Configuration updates only apply to newly created conversations. Existing active conversations continue using the configuration that was in effect when they were created. To apply new settings to an active conversation, close it and let a new one be created.

The one exception is statusCallbacks. You can modify statusCallbacks on an active conversation configuration, and the change takes effect immediately.

Each account supports up to 10 conversation configurations and up to 100 capture rules per channel per configuration. For details, see Configuration limits.


A conversation is a record of interactions between participants. It's the container for all communications that occur during an interaction, including voice calls, SMS messages, and other supported channels.

Conversations move through three states: ACTIVE, INACTIVE, and CLOSED. See Conversation lifecycle for state transitions and timeouts.


A communication is the smallest unit of interaction within a conversation. Each communication represents a single event, such as an SMS message or a voice call transcription.

For messaging channels, the communication's content contains the message body. For voice channels, it contains the speech-to-text transcript. Each communication also includes an author, recipients with delivery status, a resourceId linking to the original Twilio resource (Message SID or Call SID), and timestamps.


A participant represents an actor involved in a conversation. Conversation Orchestrator assigns each participant a type that identifies their role.

TypeDescriptionHas profile
CUSTOMEREnd user or customer.Yes
HUMAN_AGENTLive agent handling the conversation.No
AI_AGENTAI or bot participant.No
AGENTGeneric agent when you can't distinguish.No
UNKNOWNType not determined. Profile resolution skipped.No

Only participants with type CUSTOMER get profiles. For how types are determined and how resolution runs, see Profiles.


A profile is a customer identity record stored in a memory store. Profiles let Conversation Orchestrator recognize returning customers across conversations, link multiple addresses (phone or chat) to one identity, and drive profile-based grouping.

Conversation Orchestrator matches each CUSTOMER participant to a profile using the participant's channel address. When a communication shares an address with an existing profile (for example, an SMS message and a voice call from the same E.164 number), Conversation Orchestrator links them to the same profile.

Document layout data:
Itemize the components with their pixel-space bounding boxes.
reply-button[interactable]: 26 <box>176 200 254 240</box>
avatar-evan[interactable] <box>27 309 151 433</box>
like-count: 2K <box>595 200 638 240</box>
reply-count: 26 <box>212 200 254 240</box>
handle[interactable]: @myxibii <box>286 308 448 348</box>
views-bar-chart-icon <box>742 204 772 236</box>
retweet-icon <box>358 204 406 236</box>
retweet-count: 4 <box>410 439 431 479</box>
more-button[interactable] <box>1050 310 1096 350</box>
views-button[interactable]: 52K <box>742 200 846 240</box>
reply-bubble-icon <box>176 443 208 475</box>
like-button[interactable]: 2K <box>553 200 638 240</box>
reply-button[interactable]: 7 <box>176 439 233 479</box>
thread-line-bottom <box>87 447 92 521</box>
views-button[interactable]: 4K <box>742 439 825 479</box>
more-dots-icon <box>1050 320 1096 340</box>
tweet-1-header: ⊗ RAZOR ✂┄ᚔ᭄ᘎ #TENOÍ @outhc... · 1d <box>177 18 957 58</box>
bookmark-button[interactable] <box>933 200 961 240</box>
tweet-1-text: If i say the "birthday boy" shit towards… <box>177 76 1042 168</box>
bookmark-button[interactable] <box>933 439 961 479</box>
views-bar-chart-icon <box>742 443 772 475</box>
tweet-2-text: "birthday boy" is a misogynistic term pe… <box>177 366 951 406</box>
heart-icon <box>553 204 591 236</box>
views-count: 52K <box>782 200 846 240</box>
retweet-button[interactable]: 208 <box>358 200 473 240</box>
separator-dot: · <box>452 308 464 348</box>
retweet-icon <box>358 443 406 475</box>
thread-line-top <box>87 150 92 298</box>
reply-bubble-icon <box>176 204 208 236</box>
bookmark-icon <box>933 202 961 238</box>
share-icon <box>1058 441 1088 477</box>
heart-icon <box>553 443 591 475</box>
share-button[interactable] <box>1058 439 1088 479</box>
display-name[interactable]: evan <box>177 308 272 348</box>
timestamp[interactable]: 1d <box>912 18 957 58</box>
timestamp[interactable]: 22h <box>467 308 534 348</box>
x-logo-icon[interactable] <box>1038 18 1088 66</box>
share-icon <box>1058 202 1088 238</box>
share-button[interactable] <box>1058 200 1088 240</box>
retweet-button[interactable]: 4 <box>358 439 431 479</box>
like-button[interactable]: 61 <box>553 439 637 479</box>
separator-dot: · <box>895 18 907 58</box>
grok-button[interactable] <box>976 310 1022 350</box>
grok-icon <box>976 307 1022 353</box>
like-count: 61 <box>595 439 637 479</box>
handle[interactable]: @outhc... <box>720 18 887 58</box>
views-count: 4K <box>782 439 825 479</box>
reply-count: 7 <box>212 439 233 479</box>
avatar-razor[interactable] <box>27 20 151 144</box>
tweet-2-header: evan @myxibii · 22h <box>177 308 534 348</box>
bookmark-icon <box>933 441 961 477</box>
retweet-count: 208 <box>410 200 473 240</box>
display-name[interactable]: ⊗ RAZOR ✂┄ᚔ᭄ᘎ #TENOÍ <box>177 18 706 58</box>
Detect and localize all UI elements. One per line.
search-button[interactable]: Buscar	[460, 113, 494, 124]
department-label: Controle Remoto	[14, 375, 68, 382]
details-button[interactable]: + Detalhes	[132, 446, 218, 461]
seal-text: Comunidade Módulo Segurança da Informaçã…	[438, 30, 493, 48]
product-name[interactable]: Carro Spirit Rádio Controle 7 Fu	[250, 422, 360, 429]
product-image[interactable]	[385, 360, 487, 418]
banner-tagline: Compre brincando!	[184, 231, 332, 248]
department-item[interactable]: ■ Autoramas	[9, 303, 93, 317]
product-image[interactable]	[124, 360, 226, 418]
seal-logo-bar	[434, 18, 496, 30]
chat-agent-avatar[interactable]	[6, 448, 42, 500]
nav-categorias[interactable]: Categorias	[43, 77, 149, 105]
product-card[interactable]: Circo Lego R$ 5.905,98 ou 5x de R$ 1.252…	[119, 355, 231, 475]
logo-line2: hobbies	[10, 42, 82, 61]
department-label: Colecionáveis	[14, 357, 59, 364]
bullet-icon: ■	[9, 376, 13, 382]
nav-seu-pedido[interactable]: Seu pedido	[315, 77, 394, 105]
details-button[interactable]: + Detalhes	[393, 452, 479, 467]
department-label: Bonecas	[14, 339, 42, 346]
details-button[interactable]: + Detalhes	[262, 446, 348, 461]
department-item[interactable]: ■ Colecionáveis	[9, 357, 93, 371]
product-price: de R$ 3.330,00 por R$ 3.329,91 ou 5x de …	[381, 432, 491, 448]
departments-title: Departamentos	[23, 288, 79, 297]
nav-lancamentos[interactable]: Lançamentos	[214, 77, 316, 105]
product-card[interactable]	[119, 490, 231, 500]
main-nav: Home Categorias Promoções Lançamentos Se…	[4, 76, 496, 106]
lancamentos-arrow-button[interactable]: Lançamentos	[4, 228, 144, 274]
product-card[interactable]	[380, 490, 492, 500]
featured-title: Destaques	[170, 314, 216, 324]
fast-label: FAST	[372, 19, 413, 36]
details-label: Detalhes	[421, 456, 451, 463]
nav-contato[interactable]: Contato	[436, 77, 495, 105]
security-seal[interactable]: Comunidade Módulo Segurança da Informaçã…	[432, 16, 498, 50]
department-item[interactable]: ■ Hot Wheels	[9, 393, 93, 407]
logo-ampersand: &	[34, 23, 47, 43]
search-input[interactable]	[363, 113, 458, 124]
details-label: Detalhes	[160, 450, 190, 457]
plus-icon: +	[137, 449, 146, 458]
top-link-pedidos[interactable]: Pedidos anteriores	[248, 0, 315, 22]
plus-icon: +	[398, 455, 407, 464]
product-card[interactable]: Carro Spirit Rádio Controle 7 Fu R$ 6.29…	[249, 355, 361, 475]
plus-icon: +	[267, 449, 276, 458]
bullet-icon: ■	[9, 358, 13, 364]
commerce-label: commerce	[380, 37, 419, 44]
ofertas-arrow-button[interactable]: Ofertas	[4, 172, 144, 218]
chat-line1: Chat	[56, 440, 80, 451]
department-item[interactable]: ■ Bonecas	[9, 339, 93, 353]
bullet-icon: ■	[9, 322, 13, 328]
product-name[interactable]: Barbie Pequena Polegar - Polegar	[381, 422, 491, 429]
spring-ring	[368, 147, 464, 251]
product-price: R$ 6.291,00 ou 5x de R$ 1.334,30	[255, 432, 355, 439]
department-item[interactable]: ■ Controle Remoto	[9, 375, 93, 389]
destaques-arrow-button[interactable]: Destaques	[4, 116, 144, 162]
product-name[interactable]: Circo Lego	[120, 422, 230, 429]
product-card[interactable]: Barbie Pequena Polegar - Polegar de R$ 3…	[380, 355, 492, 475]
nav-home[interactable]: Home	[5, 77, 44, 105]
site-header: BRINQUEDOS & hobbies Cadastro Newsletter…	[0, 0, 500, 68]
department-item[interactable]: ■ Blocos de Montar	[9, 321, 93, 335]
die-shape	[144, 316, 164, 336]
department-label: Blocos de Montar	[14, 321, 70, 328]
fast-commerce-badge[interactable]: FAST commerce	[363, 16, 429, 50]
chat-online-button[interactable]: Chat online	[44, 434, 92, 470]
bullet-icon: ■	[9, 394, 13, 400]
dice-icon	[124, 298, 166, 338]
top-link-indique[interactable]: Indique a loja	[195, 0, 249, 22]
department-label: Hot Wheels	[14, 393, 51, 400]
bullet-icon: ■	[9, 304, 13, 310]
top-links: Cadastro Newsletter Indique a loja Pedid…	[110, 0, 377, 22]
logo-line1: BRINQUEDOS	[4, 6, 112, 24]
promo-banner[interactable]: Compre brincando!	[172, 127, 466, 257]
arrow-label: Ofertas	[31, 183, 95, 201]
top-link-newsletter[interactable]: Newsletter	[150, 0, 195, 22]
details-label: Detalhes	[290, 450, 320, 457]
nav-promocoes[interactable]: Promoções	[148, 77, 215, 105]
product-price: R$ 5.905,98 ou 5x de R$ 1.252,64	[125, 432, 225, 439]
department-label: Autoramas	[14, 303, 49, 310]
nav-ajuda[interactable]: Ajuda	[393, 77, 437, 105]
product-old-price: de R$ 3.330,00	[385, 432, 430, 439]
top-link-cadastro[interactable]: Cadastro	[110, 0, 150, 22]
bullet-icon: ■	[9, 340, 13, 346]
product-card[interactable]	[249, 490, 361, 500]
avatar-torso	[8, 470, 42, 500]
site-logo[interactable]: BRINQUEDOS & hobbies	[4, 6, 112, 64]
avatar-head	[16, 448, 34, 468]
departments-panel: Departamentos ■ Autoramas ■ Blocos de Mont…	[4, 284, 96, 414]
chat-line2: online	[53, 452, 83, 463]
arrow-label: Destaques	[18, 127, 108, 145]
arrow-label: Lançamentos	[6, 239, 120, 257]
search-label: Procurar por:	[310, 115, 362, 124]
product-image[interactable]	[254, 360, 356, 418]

Problem details: Return the stretch of the Conversation Orchestrator passage from "Conversations move through" through "voice call transcription.", copied word for word.

Solution to this task:
Conversations move through three states: ACTIVE, INACTIVE, and CLOSED. See Conversation lifecycle for state transitions and timeouts.


A communication is the smallest unit of interaction within a conversation. Each communication represents a single event, such as an SMS message or a voice call transcription.